# Homemade Marshmallows



## southerncook (Oct 25, 2004)

and keep seeing these cool hand made marshmallows in Williams-Sonoma and choc.dipped ones in Pottery barn. so of course I figured I could make them myself. a week ago I flippen on fn and caught the VERY end of someone making the marshmallows!!! I think it was the guy who normally makes all those chocolate centerpieces Jacques Torres maybe? anyway, wouldn't something like that be a hoot on top of the whipped sweet potatoes? anyone ever attempt to make them yourself? And how would you dip them in chocolate w/out melting them?????


----------



## Audeo (Oct 25, 2004)

southerncook, I've got your recipe and the technique.  But I've got to go to work for the night and will get back to you in the morning.

In the meantime, someone else may offer some help!  If not, I'll see you tomorrow!


----------



## marmalady (Oct 25, 2004)

SC, I'll defer to Audeo's actual recipe for the marshmallows, but we used to make these for parties at a place I worked.  When you dip them in the chocolate, the chocolate can just be a little warmer than room temp  - in other words, after you melt the chocolate, let it sit a little bit so it's cooler, then dip, place on a parchment-lined cookie sheet and refrigerate as soon as you can - we used to make 10 at a time, stick those in the fridge and do 10 more, etc.  

You gonna do chocolate ones on the sweet potato dish??!


----------



## Audeo (Oct 26, 2004)

It is always a pleasure to follow marmalady, and I would certainly follow her advice as to dipping marshmallows into chocolate!

A little background info on marshmallows first...

Marshmallows are not made from egg whites (although marshmallow crème is!), but from gelatin beaten with a cooked sugar syrup.  The texture of homemade marshmallows is denser than the store-bought variety, and the flavor is more intense.  They are so good…and are really a snap to make.

This recipe will make about 36 large pieces, or 48 smaller pieces (about the size of traditional store-bought ones).  Please note that this mixture, once you begin to combine the syrup and the gelatin, is going to expand some 3-4 times its original volume, as air is incorporated during beating.  So, this is one of very few times I set aside my large KitchenAid stand mixer and get out the hand mixer.

*Homemade Marshmallows*

3 envelopes unflavored gelatin (I use Knox)
1 ½ cups of water, divided
2 cups granulated sugar
1 cup light corn syrup, divided
1 tablespoon vanilla extract
Butter for coating the pan
Confectioners’ sugar for coating the candy

Lightly, but thoroughly, butter a 9x13 pan and set it aside.

In a large bowl, sprinkle the gelatin over ¾ cup of the water.  Cover the bowl and set it aside to allow the gelatin to soften until you’re ready for it later.

In a heavy saucepan (2-quart size is fine), combine the sugar, ¾ cup of corn syrup and the remaining ¾ cup of water.  Cook over medium heat, stirring constantly until all the sugar is dissolved, and bring to a rolling boil.  Attach your CALIBRATED candy thermometer to the saucepan and continue to cook the syrup, without stirring, until it reaches 238 degrees (F) (soft ball stage).  (Do not cook any higher than 240 degrees, or it won’t work.)  Remove from heat and pour in the remaining ¼ cup of corn syrup.

•••

**To do:**
• 1. For each statement, say whether it agrees with the marshmallow thread, answering yes or no and quoting the deciding words: (a) Marshmallows are made from egg whites. (b) The recipe makes about 36 large pieces. (c) The syrup should be cooked to 250 degrees.
• 2. Please give the size of the pan that the marshmallow thread says to butter.
The material after this point comes from an unrelated source.

Excerpts from a layout annotation set
•••

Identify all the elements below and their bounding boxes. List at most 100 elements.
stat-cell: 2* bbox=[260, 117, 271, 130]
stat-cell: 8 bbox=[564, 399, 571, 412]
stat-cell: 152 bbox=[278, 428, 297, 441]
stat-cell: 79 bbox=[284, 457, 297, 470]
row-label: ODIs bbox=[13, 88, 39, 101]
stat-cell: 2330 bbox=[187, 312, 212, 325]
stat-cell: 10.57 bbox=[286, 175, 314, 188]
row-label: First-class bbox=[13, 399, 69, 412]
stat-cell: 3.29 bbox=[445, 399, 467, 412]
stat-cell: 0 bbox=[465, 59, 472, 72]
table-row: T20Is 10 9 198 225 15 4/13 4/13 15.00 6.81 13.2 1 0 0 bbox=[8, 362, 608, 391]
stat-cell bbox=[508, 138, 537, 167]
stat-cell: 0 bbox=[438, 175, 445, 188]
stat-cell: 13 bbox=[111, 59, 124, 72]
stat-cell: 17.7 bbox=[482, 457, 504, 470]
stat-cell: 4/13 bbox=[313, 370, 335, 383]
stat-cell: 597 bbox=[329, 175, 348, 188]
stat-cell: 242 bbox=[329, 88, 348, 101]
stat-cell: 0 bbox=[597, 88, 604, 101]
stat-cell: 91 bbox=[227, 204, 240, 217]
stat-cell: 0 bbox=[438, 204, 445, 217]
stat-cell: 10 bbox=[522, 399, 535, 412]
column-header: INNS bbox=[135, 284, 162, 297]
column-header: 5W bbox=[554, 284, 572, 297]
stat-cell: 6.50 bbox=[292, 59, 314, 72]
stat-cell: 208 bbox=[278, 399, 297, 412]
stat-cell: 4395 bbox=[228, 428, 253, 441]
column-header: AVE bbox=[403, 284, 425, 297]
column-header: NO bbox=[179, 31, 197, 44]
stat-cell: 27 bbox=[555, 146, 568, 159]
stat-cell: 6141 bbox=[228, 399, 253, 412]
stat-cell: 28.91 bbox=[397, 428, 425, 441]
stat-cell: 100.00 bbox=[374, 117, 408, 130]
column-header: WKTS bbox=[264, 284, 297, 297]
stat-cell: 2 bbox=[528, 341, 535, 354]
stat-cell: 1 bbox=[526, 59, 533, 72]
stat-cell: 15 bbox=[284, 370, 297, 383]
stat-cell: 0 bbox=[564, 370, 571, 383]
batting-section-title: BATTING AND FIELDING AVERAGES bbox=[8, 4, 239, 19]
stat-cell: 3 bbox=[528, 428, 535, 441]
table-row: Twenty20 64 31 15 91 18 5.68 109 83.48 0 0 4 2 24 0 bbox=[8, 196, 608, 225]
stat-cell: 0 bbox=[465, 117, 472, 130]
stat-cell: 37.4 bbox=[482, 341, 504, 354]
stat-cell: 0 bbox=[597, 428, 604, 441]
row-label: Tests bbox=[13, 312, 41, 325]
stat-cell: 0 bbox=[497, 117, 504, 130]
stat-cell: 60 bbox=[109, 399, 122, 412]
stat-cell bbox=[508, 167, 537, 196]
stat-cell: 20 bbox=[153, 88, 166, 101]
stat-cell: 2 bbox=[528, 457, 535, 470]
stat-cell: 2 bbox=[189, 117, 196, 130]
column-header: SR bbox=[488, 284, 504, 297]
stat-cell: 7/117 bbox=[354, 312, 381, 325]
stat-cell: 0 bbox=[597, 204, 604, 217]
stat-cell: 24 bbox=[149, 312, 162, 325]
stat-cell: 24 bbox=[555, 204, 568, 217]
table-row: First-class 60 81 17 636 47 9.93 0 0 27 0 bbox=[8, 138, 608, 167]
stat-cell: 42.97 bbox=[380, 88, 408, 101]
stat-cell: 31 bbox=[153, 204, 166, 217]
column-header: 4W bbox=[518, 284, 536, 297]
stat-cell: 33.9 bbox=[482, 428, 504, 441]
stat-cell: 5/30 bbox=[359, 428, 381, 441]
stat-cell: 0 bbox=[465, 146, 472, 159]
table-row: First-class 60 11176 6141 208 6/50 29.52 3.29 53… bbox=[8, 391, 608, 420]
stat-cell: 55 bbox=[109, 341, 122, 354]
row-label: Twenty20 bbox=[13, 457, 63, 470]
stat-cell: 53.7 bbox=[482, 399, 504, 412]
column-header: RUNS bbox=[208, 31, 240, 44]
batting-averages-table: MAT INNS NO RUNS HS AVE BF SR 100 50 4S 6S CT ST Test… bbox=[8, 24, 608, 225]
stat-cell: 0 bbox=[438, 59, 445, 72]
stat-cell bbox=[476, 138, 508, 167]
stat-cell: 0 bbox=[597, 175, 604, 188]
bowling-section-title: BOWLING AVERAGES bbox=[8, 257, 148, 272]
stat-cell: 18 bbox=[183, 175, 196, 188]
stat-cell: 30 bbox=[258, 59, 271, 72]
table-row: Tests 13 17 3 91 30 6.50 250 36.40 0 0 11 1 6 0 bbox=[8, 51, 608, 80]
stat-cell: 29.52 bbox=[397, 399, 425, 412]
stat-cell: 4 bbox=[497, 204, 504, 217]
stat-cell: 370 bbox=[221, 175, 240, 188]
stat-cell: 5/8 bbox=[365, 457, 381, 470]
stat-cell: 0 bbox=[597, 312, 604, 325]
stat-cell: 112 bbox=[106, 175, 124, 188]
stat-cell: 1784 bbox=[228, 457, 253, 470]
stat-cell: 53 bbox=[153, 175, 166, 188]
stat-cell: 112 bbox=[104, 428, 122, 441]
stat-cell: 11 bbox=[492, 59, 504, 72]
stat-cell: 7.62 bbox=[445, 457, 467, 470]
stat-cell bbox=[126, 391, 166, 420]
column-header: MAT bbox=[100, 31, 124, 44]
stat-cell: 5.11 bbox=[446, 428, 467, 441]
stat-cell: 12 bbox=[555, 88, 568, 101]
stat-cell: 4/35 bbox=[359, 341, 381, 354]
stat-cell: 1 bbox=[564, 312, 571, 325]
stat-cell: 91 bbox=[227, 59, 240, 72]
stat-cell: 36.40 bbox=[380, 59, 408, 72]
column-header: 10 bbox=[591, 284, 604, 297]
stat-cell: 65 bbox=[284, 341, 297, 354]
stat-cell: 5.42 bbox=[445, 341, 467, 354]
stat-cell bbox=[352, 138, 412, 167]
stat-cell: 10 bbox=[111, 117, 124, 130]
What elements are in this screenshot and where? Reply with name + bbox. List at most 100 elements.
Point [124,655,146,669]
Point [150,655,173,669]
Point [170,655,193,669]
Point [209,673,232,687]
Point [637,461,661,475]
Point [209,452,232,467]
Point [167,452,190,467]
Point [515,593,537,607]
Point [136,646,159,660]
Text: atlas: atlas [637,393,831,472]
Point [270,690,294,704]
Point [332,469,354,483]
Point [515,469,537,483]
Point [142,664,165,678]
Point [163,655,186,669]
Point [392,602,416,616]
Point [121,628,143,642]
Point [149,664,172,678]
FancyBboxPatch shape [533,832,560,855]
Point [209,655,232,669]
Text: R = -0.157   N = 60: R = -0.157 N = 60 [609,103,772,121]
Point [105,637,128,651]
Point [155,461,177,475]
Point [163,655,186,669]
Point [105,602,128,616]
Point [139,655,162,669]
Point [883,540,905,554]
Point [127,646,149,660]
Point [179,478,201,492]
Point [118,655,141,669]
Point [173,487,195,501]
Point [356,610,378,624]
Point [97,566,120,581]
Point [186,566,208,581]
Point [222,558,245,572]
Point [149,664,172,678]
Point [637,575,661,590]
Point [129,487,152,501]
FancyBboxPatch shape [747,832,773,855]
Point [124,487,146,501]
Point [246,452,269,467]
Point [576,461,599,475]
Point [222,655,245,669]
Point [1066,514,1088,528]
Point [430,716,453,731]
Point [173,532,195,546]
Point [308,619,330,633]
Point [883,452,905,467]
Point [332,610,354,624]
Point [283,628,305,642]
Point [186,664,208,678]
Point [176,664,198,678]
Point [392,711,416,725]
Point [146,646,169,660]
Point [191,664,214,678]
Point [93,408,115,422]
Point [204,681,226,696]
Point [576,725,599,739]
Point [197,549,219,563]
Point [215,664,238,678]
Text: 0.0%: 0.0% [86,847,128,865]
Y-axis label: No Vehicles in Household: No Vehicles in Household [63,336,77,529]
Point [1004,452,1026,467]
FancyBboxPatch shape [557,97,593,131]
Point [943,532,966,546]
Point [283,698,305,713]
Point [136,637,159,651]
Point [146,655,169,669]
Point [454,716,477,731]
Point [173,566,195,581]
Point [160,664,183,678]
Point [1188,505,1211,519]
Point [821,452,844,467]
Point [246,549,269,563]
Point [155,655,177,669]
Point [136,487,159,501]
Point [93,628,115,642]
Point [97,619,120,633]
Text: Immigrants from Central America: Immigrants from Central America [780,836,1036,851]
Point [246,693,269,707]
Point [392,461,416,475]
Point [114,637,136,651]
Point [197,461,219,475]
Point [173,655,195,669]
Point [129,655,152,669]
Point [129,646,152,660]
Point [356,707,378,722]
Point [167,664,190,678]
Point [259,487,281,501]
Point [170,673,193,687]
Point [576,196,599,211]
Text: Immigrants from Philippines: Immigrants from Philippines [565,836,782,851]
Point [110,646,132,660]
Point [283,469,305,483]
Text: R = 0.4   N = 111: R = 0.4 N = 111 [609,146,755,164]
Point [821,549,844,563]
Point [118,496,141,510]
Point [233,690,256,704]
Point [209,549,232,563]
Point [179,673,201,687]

•••

**Solutions to the tasks:**
• 1.
(a) No: "Marshmallows are not made from egg whites (although marshmallow crème is!), but from gelatin beaten with a cooked sugar syrup."
(b) Yes: "This recipe will make about 36 large pieces, or 48 smaller pieces"
(c) No: "(Do not cook any higher than 240 degrees, or it won’t work.)"

• 2. A 9x13 pan.